• _Entries_:
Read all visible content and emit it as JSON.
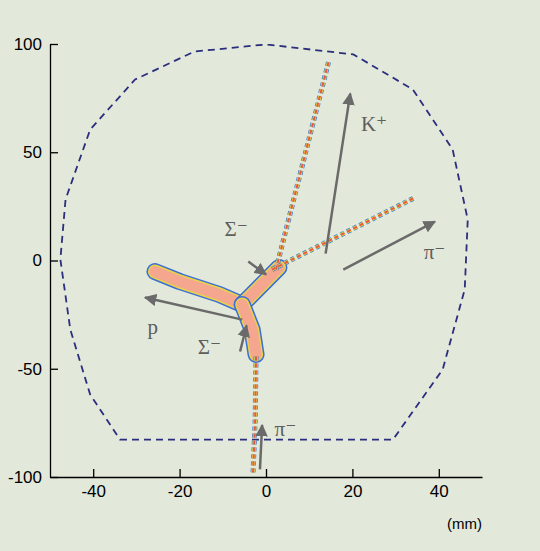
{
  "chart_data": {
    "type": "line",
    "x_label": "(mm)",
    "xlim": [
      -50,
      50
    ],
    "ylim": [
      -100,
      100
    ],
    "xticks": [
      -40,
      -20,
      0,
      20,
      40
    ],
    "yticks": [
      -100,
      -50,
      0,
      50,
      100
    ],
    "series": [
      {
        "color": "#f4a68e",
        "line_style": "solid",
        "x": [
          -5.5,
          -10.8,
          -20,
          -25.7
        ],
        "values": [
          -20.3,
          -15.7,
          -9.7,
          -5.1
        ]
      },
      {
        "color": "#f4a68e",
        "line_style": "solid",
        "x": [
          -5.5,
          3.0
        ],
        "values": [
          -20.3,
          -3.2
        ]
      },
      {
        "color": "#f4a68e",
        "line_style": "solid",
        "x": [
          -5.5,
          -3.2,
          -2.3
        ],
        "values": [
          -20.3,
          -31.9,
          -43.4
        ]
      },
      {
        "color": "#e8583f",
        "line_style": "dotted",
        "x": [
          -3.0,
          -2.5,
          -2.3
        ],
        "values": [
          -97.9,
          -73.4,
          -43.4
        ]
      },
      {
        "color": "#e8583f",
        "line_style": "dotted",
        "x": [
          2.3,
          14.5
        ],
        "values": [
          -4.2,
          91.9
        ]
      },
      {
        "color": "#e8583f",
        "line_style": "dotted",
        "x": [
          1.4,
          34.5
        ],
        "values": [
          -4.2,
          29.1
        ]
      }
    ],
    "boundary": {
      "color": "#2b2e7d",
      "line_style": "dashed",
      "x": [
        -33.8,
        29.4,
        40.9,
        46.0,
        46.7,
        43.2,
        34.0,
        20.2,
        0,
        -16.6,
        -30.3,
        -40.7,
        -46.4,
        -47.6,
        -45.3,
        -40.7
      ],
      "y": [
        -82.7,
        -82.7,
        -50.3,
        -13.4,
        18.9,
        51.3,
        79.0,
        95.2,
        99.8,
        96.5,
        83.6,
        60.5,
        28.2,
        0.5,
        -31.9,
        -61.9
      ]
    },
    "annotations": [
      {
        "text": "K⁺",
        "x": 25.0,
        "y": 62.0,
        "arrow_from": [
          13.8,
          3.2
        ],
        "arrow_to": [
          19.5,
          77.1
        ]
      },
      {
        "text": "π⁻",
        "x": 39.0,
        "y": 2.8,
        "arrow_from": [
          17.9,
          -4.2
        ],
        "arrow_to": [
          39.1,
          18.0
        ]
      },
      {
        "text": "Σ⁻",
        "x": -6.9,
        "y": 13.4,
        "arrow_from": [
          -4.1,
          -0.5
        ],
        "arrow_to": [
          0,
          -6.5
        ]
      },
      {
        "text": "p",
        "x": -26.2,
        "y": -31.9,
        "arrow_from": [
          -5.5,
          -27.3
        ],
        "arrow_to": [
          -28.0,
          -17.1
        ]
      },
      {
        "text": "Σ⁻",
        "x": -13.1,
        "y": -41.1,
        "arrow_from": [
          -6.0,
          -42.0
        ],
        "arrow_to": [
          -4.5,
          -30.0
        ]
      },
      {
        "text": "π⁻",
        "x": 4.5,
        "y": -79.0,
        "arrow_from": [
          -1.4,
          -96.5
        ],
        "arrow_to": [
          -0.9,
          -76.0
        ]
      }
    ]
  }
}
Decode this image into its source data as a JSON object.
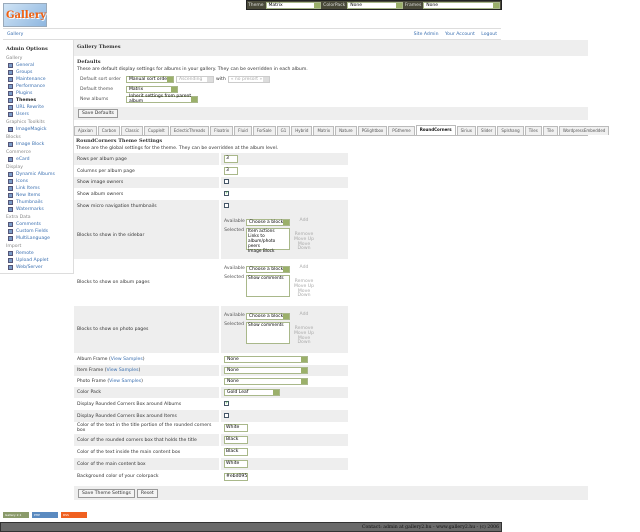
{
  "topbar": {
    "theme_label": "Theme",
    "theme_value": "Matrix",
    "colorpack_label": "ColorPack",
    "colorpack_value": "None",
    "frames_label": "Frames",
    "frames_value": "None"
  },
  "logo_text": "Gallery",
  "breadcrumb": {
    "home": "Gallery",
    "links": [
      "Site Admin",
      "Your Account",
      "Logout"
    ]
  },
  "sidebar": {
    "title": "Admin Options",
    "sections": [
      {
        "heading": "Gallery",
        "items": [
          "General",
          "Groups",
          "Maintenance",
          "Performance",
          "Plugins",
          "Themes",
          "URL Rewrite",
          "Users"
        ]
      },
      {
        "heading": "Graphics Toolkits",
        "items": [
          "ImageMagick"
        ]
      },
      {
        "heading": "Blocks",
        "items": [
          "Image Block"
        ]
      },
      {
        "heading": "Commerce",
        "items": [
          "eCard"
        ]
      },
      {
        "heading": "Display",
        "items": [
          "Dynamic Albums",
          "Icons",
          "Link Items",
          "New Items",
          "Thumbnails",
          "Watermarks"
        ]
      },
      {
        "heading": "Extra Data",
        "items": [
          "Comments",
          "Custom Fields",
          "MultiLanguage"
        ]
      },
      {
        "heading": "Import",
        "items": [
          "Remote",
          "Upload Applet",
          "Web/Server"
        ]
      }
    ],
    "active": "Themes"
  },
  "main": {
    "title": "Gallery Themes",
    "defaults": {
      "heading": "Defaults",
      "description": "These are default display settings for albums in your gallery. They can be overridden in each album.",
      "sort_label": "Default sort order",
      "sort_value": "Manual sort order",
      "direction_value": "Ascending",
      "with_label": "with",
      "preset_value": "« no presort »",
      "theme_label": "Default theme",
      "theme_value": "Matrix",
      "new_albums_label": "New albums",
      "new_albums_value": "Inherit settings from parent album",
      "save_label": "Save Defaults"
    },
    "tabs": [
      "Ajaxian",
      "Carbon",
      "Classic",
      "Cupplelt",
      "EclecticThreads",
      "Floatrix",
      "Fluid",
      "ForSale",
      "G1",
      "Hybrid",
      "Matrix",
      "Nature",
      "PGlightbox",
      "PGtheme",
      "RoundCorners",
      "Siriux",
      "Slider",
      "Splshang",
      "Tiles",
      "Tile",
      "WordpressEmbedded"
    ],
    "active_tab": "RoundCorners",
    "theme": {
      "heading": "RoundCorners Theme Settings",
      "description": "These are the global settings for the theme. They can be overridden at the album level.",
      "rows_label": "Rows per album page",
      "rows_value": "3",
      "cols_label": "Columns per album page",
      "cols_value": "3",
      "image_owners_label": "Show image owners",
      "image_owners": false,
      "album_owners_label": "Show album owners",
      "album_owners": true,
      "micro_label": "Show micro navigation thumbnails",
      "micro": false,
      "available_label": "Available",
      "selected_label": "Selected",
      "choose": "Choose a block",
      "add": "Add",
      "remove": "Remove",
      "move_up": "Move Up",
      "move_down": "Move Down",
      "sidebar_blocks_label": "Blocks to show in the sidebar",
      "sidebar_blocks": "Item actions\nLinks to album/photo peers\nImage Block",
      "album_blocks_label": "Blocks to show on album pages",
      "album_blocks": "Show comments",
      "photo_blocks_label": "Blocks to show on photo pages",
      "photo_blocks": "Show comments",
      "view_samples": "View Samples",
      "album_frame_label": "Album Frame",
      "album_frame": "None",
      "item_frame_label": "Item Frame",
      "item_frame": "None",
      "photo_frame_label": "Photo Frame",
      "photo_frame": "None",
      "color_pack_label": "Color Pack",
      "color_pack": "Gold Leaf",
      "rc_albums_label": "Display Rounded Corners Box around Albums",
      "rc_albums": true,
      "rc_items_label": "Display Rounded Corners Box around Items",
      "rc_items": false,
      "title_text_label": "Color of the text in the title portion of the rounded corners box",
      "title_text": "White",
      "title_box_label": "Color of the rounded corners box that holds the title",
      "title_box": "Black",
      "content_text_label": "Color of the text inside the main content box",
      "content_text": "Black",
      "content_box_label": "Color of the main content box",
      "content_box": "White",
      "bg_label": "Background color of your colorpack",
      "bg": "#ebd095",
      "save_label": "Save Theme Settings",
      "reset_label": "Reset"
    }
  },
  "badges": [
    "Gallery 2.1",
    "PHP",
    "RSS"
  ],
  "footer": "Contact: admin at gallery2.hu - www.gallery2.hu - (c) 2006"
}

• _Exercise objective_: Tell how many lines contain the word "RoundCorners", using only the number.

• _Solved exercise_: 3